Short problem
Print the data exactly as it is given, please.
______
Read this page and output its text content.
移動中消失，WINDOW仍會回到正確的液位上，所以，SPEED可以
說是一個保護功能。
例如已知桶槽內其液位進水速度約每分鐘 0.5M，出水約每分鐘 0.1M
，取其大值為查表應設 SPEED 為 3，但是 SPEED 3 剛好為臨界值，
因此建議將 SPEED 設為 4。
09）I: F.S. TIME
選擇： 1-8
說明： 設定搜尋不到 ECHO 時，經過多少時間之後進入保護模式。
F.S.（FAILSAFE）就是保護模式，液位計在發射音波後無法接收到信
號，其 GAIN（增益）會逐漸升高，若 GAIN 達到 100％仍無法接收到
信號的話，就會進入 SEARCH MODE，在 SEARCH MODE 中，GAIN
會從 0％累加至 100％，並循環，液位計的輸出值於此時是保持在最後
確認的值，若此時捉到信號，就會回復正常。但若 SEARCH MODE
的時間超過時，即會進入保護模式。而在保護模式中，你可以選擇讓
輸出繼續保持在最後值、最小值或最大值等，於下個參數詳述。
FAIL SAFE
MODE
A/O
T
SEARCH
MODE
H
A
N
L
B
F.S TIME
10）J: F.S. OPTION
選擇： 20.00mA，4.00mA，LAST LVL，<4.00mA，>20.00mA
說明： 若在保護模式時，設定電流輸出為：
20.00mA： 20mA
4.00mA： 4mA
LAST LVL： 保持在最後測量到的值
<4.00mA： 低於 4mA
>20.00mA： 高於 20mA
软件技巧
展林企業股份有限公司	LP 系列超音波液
______
Response to this task
Read this page and output its text content.
移動中消失，WINDOW仍會回到正確的液位上，所以，SPEED可以
說是一個保護功能。
例如已知桶槽內其液位進水速度約每分鐘 0.5M，出水約每分鐘 0.1M
，取其大值為查表應設 SPEED 為 3，但是 SPEED 3 剛好為臨界值，
因此建議將 SPEED 設為 4。
09）I: F.S. TIME
選擇： 1-8
說明： 設定搜尋不到 ECHO 時，經過多少時間之後進入保護模式。
F.S.（FAILSAFE）就是保護模式，液位計在發射音波後無法接收到信
號，其 GAIN（增益）會逐漸升高，若 GAIN 達到 100％仍無法接收到
信號的話，就會進入 SEARCH MODE，在 SEARCH MODE 中，GAIN
會從 0％累加至 100％，並循環，液位計的輸出值於此時是保持在最後
確認的值，若此時捉到信號，就會回復正常。但若 SEARCH MODE
的時間超過時，即會進入保護模式。而在保護模式中，你可以選擇讓
輸出繼續保持在最後值、最小值或最大值等，於下個參數詳述。
FAIL SAFE
MODE
A/O
T
SEARCH
MODE
H
A
N
L
B
F.S TIME
10）J: F.S. OPTION
選擇： 20.00mA，4.00mA，LAST LVL，<4.00mA，>20.00mA
說明： 若在保護模式時，設定電流輸出為：
20.00mA： 20mA
4.00mA： 4mA
LAST LVL： 保持在最後測量到的值
<4.00mA： 低於 4mA
>20.00mA： 高於 20mA
软件技巧
展林企業股份有限公司	LP 系列超音波液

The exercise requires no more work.